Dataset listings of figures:

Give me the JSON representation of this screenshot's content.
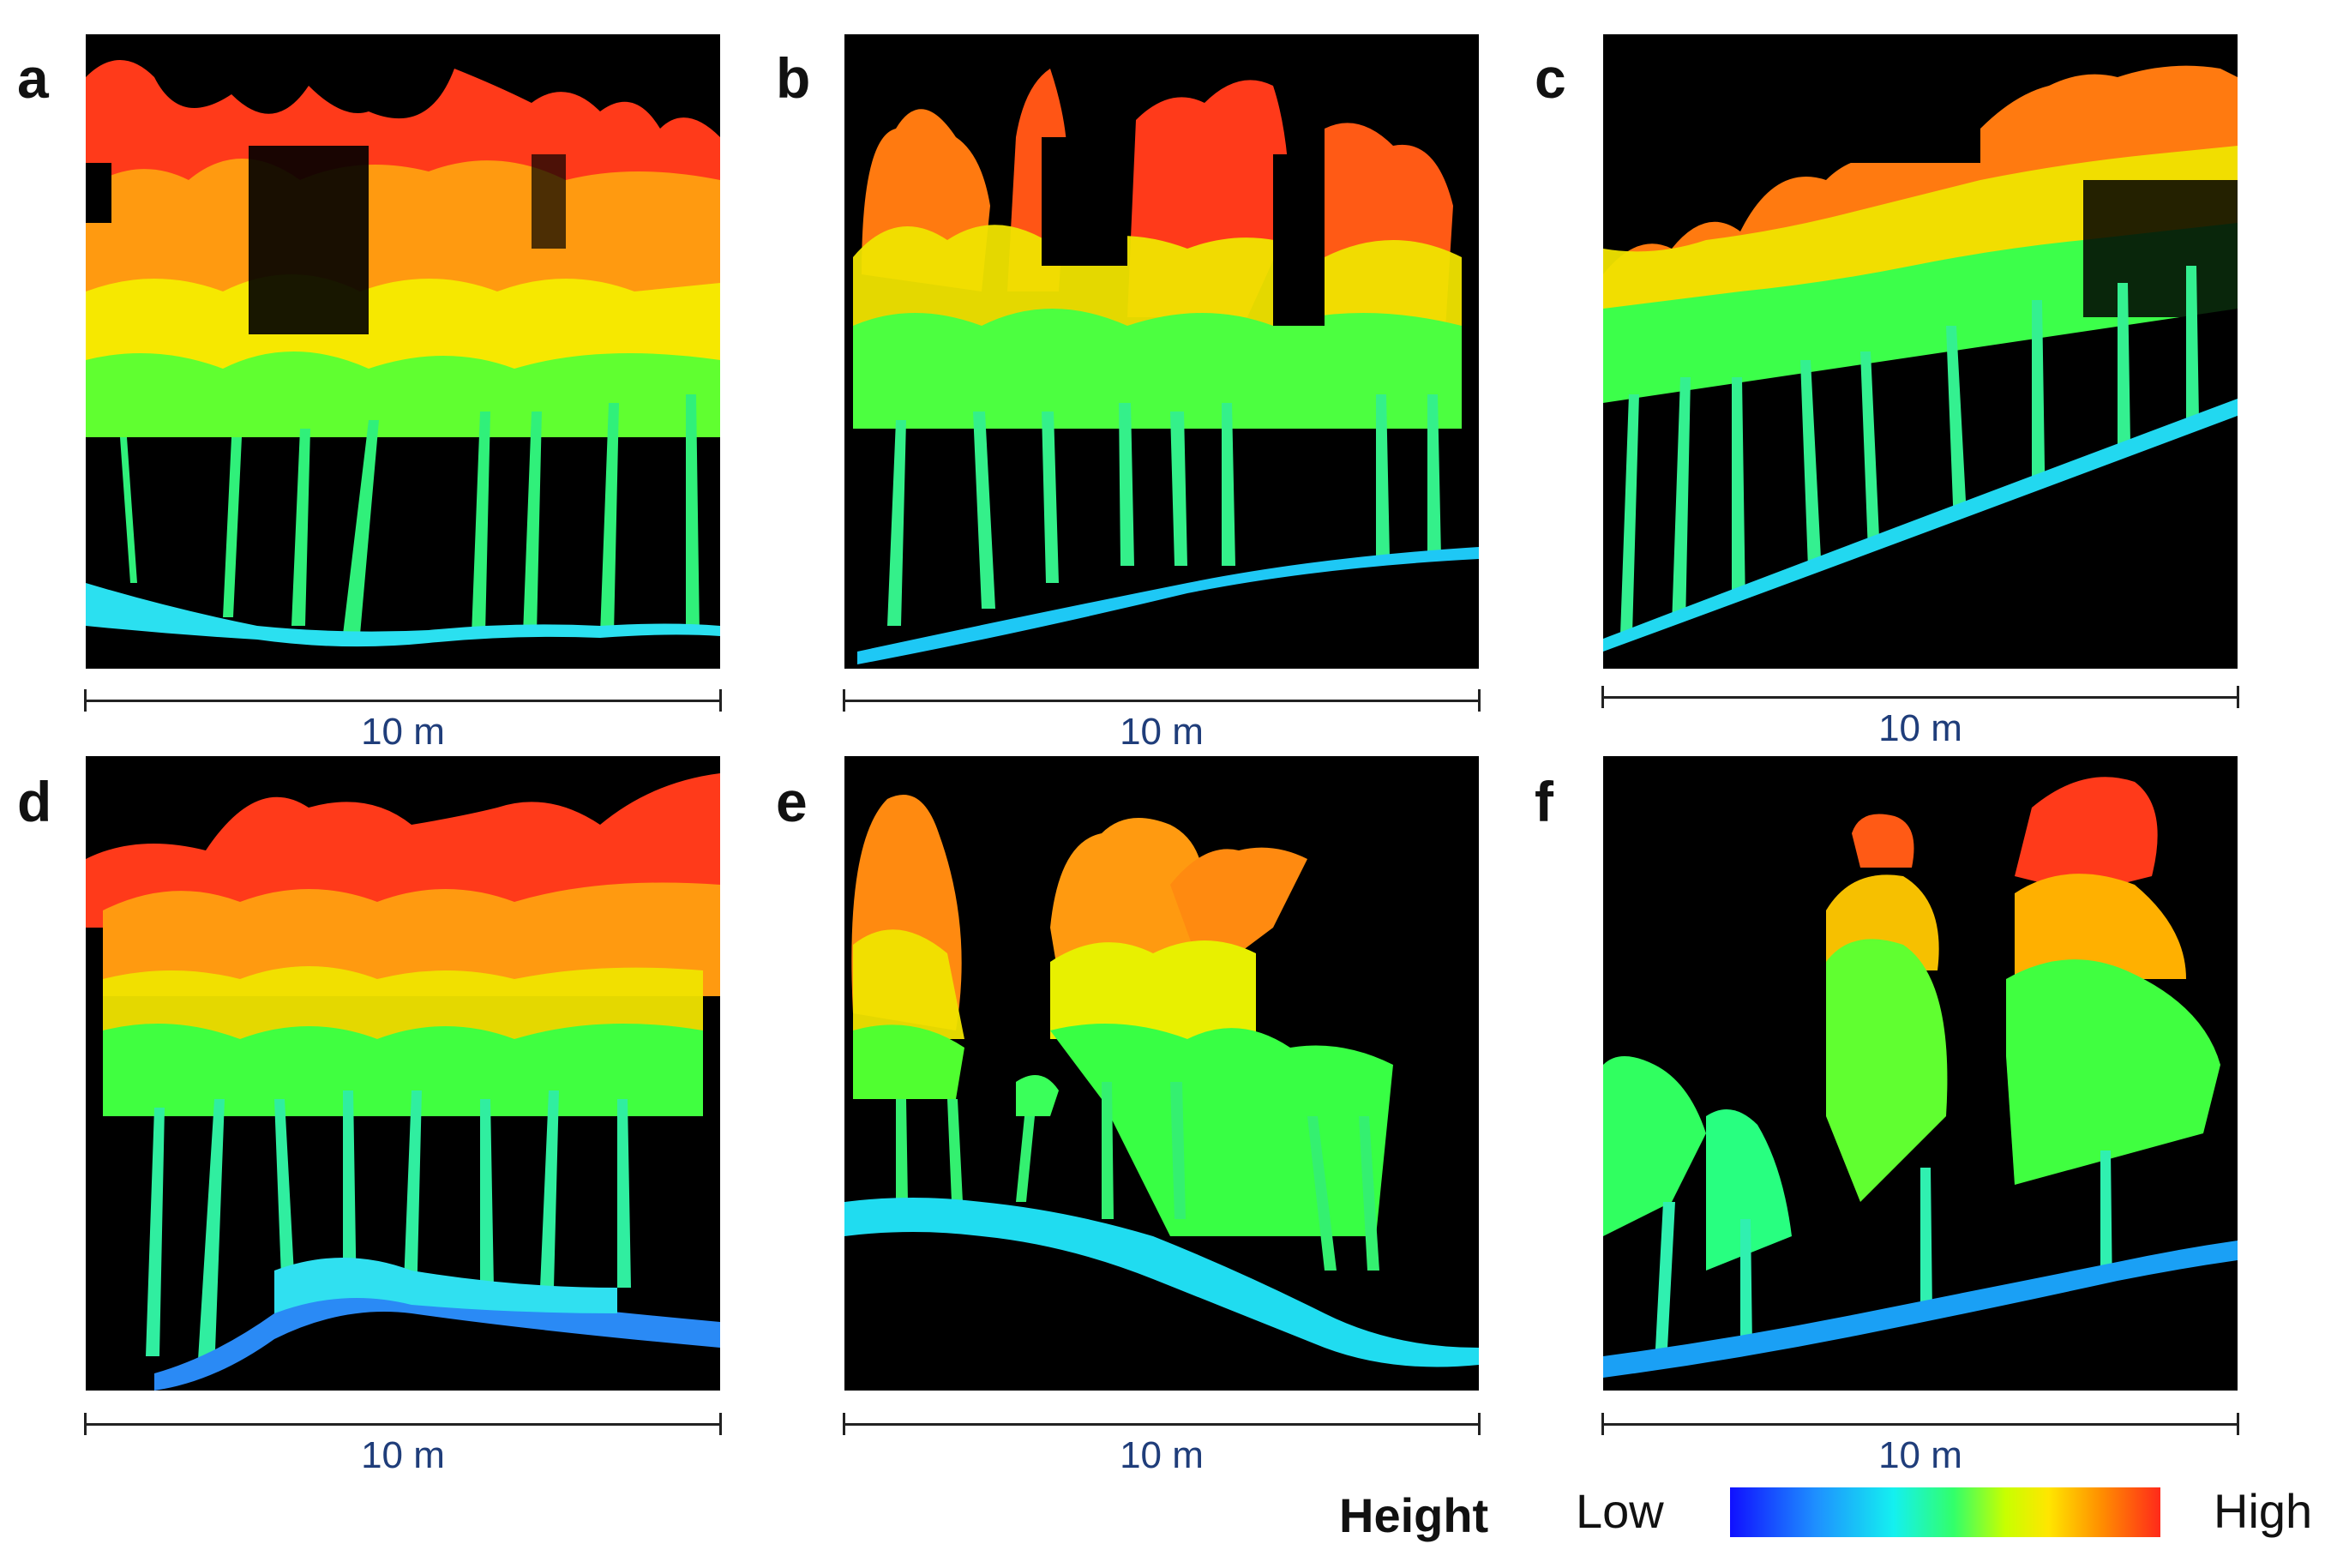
{
  "panels": [
    {
      "letter": "a",
      "scale_label": "10 m"
    },
    {
      "letter": "b",
      "scale_label": "10 m"
    },
    {
      "letter": "c",
      "scale_label": "10 m"
    },
    {
      "letter": "d",
      "scale_label": "10 m"
    },
    {
      "letter": "e",
      "scale_label": "10 m"
    },
    {
      "letter": "f",
      "scale_label": "10 m"
    }
  ],
  "legend": {
    "title": "Height",
    "low_label": "Low",
    "high_label": "High",
    "colors": [
      "#1010ff",
      "#1e90ff",
      "#14f0f0",
      "#32ff6a",
      "#c8ff00",
      "#ffe600",
      "#ff9000",
      "#ff2a1a"
    ]
  }
}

→ **EXERCISE AIM**
In the entries above, identify every line with the string "letter".

→ **CORRECT RESULT**
      "letter": "a",
      "letter": "b",
      "letter": "c",
      "letter": "d",
      "letter": "e",
      "letter": "f",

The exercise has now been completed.